Some records:

•••

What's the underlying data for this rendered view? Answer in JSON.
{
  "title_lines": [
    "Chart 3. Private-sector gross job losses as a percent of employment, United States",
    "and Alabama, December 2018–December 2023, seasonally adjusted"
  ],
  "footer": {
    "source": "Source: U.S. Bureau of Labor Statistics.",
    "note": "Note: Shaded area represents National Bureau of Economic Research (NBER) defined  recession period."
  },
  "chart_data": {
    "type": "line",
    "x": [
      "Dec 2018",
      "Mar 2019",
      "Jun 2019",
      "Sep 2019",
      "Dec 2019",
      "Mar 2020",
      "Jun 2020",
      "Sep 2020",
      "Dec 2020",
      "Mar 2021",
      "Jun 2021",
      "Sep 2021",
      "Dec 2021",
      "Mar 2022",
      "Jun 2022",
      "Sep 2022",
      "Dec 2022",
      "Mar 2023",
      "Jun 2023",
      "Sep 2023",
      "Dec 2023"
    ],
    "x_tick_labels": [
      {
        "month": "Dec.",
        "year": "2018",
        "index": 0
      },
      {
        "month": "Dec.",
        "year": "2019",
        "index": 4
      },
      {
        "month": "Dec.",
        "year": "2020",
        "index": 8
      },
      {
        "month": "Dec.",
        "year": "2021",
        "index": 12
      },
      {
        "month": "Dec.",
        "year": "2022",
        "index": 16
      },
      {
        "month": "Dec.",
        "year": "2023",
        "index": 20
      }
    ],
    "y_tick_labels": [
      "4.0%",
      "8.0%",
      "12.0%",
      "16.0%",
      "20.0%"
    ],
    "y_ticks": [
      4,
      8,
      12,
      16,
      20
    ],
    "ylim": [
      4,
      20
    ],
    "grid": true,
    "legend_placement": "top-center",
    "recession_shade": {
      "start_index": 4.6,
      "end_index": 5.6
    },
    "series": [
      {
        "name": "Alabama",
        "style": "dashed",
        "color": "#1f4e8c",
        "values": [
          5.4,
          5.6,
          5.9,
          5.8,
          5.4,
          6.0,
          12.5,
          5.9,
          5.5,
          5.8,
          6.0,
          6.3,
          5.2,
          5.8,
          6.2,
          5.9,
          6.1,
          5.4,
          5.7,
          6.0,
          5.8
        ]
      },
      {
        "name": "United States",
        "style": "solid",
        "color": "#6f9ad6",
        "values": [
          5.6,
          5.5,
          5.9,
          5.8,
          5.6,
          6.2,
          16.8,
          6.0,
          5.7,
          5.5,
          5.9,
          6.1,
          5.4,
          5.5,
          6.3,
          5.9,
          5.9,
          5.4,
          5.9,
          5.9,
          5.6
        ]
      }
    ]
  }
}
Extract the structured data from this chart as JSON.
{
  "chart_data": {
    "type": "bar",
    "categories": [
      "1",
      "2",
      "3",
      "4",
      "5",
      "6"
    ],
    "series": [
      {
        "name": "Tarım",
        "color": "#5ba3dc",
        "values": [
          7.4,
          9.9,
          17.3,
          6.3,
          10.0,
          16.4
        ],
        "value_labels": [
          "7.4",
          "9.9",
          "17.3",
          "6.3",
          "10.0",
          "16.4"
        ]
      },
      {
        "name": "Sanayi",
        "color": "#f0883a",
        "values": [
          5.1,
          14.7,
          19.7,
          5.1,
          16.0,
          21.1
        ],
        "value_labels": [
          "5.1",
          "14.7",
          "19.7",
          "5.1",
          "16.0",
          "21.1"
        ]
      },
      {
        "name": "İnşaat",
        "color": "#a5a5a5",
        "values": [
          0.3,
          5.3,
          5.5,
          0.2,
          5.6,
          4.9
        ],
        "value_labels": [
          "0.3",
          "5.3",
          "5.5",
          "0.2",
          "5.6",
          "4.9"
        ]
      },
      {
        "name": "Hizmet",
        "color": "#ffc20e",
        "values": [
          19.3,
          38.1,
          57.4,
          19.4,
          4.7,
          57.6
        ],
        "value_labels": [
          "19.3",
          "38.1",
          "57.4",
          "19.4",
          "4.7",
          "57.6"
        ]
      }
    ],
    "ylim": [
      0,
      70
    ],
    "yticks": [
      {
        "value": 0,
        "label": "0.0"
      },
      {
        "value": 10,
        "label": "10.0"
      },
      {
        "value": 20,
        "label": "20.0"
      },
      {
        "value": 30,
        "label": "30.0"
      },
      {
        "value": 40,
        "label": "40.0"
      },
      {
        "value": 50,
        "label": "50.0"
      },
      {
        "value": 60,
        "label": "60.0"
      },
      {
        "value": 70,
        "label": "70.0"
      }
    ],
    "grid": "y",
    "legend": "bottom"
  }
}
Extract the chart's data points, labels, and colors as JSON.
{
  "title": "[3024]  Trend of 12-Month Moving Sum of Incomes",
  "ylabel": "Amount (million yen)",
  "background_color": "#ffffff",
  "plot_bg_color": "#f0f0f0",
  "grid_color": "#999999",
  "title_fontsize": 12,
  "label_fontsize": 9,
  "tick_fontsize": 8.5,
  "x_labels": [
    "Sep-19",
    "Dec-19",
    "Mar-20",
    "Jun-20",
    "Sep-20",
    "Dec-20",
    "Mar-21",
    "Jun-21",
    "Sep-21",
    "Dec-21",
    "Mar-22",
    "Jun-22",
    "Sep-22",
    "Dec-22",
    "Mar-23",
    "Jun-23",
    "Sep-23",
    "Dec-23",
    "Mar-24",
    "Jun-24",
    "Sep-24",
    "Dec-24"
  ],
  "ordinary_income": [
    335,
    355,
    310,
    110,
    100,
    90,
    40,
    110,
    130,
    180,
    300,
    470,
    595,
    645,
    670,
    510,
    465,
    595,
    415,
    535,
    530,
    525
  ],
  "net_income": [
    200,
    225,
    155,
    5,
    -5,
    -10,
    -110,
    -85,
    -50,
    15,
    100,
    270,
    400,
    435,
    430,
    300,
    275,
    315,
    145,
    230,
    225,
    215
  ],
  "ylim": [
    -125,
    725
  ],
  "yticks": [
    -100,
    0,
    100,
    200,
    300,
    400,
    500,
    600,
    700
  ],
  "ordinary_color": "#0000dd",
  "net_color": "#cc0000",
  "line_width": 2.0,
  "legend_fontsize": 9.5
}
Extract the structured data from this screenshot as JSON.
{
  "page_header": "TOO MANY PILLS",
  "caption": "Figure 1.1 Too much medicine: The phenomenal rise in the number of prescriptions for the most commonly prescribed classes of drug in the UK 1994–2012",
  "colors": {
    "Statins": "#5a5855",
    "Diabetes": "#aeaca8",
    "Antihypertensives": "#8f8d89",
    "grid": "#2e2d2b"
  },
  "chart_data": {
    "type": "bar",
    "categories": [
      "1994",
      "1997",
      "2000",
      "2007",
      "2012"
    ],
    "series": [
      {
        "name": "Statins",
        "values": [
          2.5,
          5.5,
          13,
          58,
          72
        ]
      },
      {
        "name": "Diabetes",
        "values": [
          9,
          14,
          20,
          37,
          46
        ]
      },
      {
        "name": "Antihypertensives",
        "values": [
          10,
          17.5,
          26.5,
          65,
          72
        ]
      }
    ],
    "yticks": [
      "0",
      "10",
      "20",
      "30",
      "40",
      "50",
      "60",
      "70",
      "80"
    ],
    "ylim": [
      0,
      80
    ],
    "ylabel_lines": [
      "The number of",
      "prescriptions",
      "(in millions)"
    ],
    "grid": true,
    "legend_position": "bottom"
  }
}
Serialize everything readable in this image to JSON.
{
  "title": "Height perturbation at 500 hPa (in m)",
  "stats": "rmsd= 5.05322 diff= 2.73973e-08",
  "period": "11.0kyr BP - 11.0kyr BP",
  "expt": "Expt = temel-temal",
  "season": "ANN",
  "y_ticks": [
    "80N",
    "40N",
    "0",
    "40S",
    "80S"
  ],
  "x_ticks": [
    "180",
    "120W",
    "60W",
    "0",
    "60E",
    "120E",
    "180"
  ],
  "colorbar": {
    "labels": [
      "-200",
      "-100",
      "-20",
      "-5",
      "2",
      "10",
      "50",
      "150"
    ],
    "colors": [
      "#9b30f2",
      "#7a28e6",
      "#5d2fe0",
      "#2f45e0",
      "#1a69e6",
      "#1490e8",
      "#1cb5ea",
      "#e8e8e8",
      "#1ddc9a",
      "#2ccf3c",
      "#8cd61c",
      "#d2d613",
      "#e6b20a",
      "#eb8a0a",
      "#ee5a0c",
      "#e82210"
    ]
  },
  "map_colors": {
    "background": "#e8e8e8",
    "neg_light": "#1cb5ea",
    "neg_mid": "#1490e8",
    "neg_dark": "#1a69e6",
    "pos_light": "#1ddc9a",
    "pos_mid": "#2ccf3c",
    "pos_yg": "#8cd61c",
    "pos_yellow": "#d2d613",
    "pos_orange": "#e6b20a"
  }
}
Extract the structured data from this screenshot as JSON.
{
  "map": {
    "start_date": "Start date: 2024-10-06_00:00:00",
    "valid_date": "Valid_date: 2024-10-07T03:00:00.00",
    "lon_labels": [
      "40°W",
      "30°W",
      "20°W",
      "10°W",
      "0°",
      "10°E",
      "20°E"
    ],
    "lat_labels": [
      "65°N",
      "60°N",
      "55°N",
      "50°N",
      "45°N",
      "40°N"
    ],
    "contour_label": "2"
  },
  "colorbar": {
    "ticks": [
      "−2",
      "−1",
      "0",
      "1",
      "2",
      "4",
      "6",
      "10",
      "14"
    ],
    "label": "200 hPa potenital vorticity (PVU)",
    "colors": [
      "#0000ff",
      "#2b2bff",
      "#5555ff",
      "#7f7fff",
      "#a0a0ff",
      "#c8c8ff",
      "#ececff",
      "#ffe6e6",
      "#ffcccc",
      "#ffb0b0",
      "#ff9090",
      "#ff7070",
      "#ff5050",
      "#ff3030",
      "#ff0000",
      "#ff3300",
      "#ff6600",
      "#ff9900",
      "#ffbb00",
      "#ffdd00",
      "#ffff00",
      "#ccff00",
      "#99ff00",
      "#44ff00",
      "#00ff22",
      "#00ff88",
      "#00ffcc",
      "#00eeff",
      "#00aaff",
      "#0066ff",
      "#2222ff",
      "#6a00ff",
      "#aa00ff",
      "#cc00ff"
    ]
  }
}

•••

▶ _Task directions_
What is the number of lines above that contain "Antihypertensives"? Answer with that number only.

▶ _Exercise output_
2